# Stated task A
Using the text below on speed resistance lines, decide whether each statement agrees with it, answering yes or no and quoting the exact words that settle it: (i) Edson Gould developed speed resistance lines. (ii) A pullback of 1/3 is the most an investor can expect. (iii) Nortel Networks bottomed out in October 2002 at about $1.50.
# Stated task B
Set down word for word the stretch of the speed resistance lines text below from "The price action then" through "uptrend first started.".

# Source extract
** begin **

Speed resistance lines (SRL) are especially useful when looking at issues that are inside of strong trends. A chartist uses the SRL to determine support and resistance, and can be used by those interested in both short and intermediate phases as well as long-term outlooks. Simply put, the SRL measures the line of an uptrend or a downtrend.

Constructing SRL
Developed by the late Edson Gould, SRL is constructed by drawing a line from the most recent high of the uptrend down to the low of the same trend. Then you must divide the line into a third and then again into two-thirds. Having this done, the chartist will draw a line from the low point of the trend through these two points. The lines you have now created show the possible support on retracement. When studying a chart wherein a downtrend is occurring, one needs simply to reverse the process just discussed: every time an issue creates a new high or a new low, the speed resistance lines must be redrawn.

Interpreting SRL
In Stocks and Commodities Magazine, Jayanthi Gopalakrishnan writes, "If you are considering entering a long position in a security that is rebounding from a downtrend, identify the major high and low, insert the speed resistance lines and the study the price action at the two-thirds line."

Some traders use a 50% retracement as a rule of thumb, and many agree that a pullback from a major trend will always be within a range of 1/3 to 2/3 of the most recent upward movement; the 1/3 level is the minimum an investor can expect. At this level of 1/3, a giveback and increase in trading volume will occur because of the increasing number of individuals that understand retracements and wait for them as an entry into the issue. Investors have also learned that, should the retracement continue to fall through the 1/3 level and past the one-half (50%) mark, the next support will be found at the 2/3 level. And again, for those of you looking at an issue that is currently showing a downtrend, the reversal is true.

061803_chart1small.gif
Chart Created with Tradestation

In the first chart of SunMicrosystems Inc., the first line is drawn from about the $5 mark in early September 1998 to the high mark of the uptrend in late August 2000, which is at about the $69 level. The 1/3 SRL is then drawn off the major high and major low is the 2/3 line. As the tech stock bubble burst, SunMicrosystems started the free fall, and, as you can see, the stock price was buoyed for a period of time at about $42.

The price action then bounced back to a high of $53 on December 6 before continuing the slide downward. Seasoned technicians would have determined that, at this last high point on December 6, the trend reversed and not just as a correction in an uptrend. At the 50% retracement mark, no resistance was visible, and the same can be said for the 1/3 mark at the end of August 2001, when Sun was at $13. As the stock price fell with ease through the 1/3 mark, chartists would then have expected the stock price to drop to the levels at which the uptrend first started.

061803_chart2small.gif
Chart Created with Tradestation

In the second chart of Canadian tech-giant Nortel Networks, we see a downtrend that started in late summer 2000 and bottomed out in October 2002, at about the 50-cent level. The 2/3 speed resistance line is drawn and the price action cuts through the line at about $1.50 in mid-November. As this was the first level of resistance, technicians waited to see whether or not investors were ready to come back into the arena of a somewhat risky penny stock. Little resistance was met here and the stock price continued to the 50% speed line, and it appears as though investors are ready again to invest capital in Nortel.

** end **

# Dataset section
** begin **

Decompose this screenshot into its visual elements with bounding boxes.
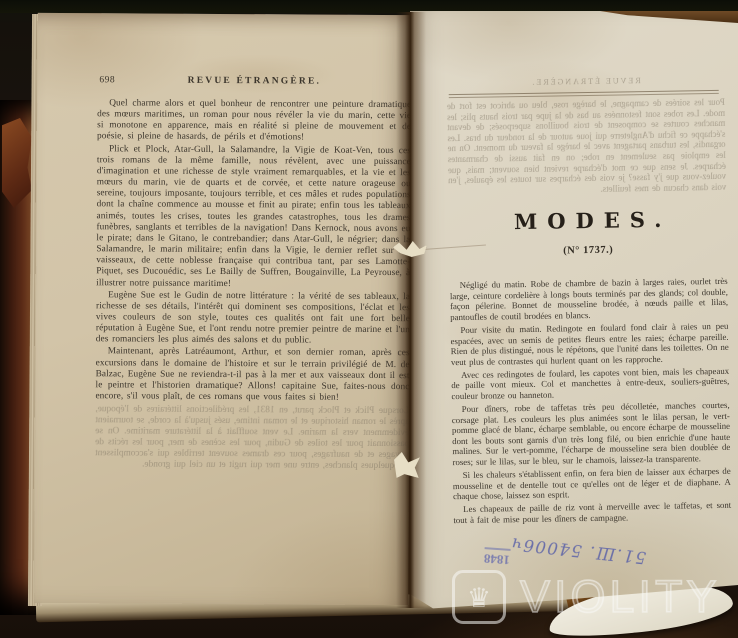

** end **

# Output A
(i) Yes: "Developed by the late Edson Gould, SRL is constructed by drawing a line from the most recent high of the uptrend down to the low of the same trend."
(ii) No: "the 1/3 level is the minimum an investor can expect."
(iii) No: "bottomed out in October 2002, at about the 50-cent level."

# Output B
The price action then bounced back to a high of $53 on December 6 before continuing the slide downward. Seasoned technicians would have determined that, at this last high point on December 6, the trend reversed and not just as a correction in an uptrend. At the 50% retracement mark, no resistance was visible, and the same can be said for the 1/3 mark at the end of August 2001, when Sun was at $13. As the stock price fell with ease through the 1/3 mark, chartists would then have expected the stock price to drop to the levels at which the uptrend first started.